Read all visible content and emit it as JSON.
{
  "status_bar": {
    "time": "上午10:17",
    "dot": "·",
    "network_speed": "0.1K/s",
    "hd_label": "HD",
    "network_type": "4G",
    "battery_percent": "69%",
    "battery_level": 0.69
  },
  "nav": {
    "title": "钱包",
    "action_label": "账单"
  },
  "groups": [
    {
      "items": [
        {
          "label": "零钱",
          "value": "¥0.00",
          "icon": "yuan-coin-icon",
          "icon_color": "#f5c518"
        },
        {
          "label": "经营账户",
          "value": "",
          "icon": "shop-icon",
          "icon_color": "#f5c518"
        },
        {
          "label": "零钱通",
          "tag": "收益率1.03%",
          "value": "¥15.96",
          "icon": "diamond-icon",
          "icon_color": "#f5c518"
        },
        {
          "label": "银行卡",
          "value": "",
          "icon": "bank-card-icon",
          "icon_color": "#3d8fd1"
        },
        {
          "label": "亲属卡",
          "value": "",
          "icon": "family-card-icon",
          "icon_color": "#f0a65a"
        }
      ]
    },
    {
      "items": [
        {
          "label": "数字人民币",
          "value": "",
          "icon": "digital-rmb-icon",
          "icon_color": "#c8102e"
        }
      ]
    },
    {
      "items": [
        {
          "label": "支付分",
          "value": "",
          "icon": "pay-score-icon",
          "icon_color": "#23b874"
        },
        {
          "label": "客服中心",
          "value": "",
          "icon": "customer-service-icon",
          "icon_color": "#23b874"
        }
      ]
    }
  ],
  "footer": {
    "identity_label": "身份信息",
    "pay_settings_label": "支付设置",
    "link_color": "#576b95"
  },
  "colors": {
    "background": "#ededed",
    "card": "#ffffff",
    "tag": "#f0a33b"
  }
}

────────────────────

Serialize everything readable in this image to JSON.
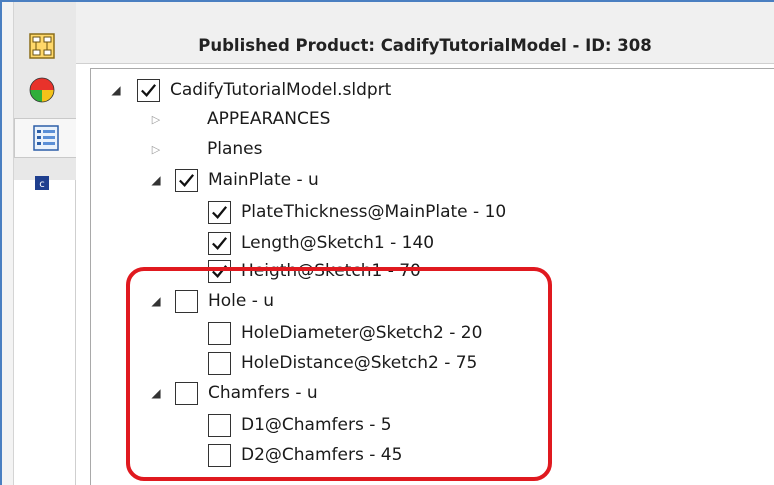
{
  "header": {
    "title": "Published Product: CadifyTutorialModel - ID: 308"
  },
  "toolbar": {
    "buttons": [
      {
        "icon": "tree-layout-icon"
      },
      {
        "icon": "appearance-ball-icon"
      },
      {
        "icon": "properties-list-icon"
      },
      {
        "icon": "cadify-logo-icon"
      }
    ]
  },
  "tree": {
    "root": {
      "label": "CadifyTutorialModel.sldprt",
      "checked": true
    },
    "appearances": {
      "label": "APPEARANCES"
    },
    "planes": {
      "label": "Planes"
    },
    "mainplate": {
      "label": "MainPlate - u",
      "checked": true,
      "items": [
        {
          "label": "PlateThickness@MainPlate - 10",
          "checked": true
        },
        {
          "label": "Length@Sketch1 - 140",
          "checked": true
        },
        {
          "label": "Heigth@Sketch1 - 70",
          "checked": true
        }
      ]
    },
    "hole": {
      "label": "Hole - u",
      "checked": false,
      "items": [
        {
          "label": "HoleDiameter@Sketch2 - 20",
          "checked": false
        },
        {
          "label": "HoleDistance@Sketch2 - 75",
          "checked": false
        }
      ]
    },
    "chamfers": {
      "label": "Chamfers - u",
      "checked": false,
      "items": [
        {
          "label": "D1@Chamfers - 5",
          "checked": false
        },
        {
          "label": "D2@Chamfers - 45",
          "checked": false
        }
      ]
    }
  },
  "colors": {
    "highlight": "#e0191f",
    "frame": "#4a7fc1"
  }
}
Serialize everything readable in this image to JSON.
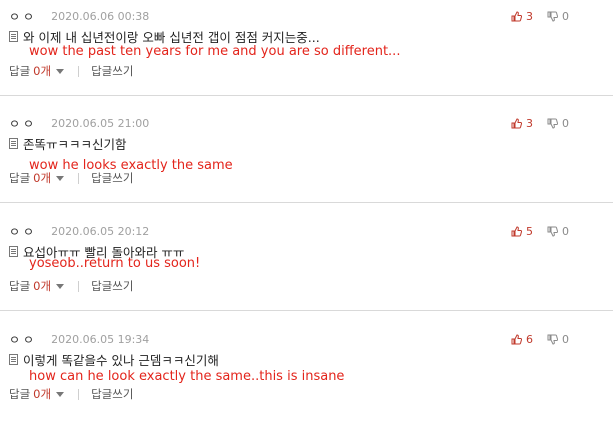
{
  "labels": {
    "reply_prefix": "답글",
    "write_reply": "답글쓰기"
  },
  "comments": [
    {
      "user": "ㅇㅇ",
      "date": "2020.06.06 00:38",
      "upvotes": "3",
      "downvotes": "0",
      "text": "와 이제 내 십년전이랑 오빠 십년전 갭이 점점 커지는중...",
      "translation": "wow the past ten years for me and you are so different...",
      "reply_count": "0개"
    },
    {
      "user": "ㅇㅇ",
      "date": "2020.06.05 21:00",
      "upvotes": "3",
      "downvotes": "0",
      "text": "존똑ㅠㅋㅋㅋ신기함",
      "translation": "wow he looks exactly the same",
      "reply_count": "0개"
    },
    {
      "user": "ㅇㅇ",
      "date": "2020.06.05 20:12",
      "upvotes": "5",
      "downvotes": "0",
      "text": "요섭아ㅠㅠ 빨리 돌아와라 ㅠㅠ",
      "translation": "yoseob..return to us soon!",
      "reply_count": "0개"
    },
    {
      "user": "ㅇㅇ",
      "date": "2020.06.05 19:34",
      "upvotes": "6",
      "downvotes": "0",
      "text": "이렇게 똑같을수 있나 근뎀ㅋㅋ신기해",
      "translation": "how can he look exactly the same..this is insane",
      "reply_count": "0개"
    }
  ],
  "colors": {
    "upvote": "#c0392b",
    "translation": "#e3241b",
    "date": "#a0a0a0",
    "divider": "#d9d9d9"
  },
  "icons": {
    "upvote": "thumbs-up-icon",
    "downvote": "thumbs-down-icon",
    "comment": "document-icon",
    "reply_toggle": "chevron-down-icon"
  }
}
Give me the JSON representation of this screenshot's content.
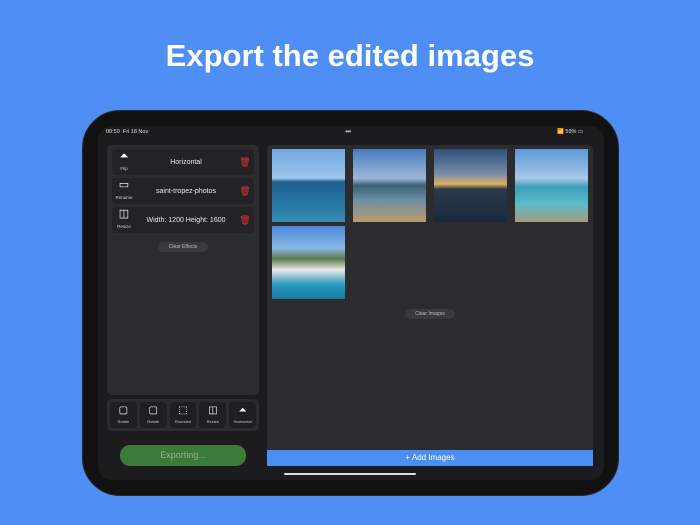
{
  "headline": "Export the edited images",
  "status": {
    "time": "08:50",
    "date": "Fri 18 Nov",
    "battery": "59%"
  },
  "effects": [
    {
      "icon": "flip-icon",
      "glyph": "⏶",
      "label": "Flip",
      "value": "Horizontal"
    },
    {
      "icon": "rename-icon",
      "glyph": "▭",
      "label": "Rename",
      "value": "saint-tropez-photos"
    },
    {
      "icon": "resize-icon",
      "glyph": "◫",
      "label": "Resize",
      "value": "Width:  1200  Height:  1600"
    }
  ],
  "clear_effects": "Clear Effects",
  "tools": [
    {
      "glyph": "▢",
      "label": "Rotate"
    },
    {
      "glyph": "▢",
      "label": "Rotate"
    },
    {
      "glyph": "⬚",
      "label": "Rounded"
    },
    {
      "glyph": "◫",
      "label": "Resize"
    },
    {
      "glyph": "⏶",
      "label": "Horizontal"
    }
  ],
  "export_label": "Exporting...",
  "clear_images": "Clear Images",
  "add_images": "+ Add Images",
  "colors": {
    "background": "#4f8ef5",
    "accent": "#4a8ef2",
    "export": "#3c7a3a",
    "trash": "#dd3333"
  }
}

────────────────────

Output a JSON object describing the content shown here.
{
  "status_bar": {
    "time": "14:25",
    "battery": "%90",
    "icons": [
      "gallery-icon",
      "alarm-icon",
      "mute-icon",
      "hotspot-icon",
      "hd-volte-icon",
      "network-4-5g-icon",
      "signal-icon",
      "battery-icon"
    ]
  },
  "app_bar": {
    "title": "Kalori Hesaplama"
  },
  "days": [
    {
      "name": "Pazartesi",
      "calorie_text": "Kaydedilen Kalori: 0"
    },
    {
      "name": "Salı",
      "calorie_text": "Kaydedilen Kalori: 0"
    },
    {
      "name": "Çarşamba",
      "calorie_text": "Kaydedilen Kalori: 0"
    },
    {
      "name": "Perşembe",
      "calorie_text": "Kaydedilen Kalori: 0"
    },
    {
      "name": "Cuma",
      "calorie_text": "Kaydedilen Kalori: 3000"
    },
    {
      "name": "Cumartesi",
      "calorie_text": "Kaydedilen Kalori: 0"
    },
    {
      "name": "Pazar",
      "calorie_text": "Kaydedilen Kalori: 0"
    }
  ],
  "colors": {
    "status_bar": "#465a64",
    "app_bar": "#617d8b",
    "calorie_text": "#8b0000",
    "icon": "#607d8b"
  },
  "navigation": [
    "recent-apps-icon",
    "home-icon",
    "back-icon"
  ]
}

────────────────────

# What the task asks
Find how many lines of the entries contain "JSON". Respond with the number only.

# Solved problem
5